**Document extract:**

* * * * *

Sam McCall, co-founder of SeaTox Research Inc., said rising insurance rates on his biotechnology equipment are making it difficult to stay in coastal North Carolina.
After he and his wife’s Wilmington-based biotech company turned 10 last year, McCall said the biggest cost that concerns him is insurance. And rates keep increasing.
Earlier this month, the N.C. Rate Bureau requested the state raise homeowners insurance rates by about 99% in the coastal area. While property owners and local officials in recent weeks have voiced opposition to the homeowners rate hike, the cost of insurance for business owners is another major concern.
McCall said he has over $1 million worth of equipment in his lab.
“So those barriers of maintenance of your company just keep going up every year,” he said. “It just becomes harder and harder to maintain those abilities to do business.”
In general, insurance rates on commercial property could go up 50% across the country, according to Randy Reeves, senior account executive on commercial lines at Wells Insurance.
These hikes are partly a result of weather events, such as hurricanes, that have caused more than $1 billion in damages in the past five years, he said. In North Carolina, there have been 36 of these climate events over that period, according to the National Centers for Environmental Information.
For a biotech business, the contents of the office, cleanroom equipment and other highly technical tools can triple the property exposure on property insurance, making it more difficult to get insured. Rates have also increased by double digits every year for the past three years, Reeves said.
“It's a cumulative effect that's crushing [business owners],” Reeves said.
McCall said he's also coping with the rising costs of running a biotech company without the support he once had. He wants an industry peer to help him mitigate the struggles of operating a biotech company in a natural disaster-prone area. But mentorship is hard to come by once the company outgrows the initial startup phase, he said.
“We've worked so hard as a community to try and increase the number of companies that are built,” McCall said. “The problem comes in that once you get an established company, there's really not a whole lot of growth potential.”
McCall has an admittedly small lab, he said. Companies with larger labs would most likely have higher insurance payments, but those companies would also have more resources to mitigate those payments.
Alcami, a contract pharmaceutical manufacturing and development company with offices in Wilmington, has thousands of square feet of lab space across the state.
Ken Morgan, Alcami’s chief financial officer, said insurance rates are not a big concern for the company. He has seen Alcami’s clients be affected by interest rates, determining how much they will spend on Alcami’s services.
Alcami covers all its equipment with insurance, especially because the company operates in a hurricane zone, Morgan said. The insurance cost can be expensive, but the cost gets folded into the company’s overall portfolio. He said rates have increased due to major storms, he said.

* * * * *

**Exercise details:**
Which organizations are named in the article about rising insurance rates? Rely only on the article itself.

Records from a dataset
* * * * *

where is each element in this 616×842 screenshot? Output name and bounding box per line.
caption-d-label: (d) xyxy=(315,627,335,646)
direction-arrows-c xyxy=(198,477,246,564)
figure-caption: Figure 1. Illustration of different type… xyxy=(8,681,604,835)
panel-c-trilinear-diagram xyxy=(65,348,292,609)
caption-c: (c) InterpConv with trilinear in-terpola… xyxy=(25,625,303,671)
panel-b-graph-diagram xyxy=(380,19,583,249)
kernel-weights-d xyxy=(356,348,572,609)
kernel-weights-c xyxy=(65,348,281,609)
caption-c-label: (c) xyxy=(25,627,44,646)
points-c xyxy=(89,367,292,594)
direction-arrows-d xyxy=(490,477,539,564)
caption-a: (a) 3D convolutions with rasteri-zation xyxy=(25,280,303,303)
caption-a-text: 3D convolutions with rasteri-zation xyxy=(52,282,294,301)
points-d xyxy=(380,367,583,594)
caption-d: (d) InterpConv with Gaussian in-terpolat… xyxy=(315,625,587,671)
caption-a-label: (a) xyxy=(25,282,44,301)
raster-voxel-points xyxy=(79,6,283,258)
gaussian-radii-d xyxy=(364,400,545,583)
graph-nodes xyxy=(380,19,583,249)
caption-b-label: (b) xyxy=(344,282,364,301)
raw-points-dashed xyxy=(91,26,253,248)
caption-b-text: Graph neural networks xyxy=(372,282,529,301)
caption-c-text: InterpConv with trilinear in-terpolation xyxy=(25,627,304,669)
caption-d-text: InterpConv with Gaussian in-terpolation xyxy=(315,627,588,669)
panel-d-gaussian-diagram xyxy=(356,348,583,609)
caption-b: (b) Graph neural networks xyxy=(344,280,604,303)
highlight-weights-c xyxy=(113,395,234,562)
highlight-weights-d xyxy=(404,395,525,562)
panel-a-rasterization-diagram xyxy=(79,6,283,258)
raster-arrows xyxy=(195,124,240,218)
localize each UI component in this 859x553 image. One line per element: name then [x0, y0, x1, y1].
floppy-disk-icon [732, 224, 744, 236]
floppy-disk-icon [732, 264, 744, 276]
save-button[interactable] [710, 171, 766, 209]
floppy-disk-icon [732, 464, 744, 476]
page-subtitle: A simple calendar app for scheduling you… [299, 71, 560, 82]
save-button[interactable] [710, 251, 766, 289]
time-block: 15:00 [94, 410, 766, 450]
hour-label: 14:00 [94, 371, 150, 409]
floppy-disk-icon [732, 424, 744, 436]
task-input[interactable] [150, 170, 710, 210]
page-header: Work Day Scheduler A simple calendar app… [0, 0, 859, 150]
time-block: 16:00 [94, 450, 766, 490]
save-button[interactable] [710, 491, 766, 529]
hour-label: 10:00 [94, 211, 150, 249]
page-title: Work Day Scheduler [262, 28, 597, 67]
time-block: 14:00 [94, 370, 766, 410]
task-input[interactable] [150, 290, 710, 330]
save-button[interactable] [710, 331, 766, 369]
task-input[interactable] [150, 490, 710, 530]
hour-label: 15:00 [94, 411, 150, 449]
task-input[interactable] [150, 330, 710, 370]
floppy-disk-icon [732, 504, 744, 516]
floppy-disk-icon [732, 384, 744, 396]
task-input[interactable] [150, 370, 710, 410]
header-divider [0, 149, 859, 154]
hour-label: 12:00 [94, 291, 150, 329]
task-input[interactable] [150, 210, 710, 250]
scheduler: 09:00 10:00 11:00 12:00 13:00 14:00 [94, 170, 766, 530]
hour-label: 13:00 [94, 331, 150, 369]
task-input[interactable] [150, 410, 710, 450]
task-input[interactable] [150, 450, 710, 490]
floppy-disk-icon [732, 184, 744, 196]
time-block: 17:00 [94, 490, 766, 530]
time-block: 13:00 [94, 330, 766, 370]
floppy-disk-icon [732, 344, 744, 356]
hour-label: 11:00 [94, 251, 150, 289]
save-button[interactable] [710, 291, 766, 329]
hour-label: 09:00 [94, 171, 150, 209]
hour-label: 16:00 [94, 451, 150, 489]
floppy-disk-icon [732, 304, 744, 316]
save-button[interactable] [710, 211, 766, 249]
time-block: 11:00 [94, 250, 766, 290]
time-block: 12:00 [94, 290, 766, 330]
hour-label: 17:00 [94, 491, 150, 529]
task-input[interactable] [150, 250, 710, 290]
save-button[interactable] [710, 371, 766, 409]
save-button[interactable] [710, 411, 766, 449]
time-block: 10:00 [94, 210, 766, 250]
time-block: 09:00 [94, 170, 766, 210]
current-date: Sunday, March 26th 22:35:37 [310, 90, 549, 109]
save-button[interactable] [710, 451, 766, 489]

* * * * *

**Result of the exercise:**
SeaTox Research Inc., the N.C. Rate Bureau, Wells Insurance, the National Centers for Environmental Information, and Alcami.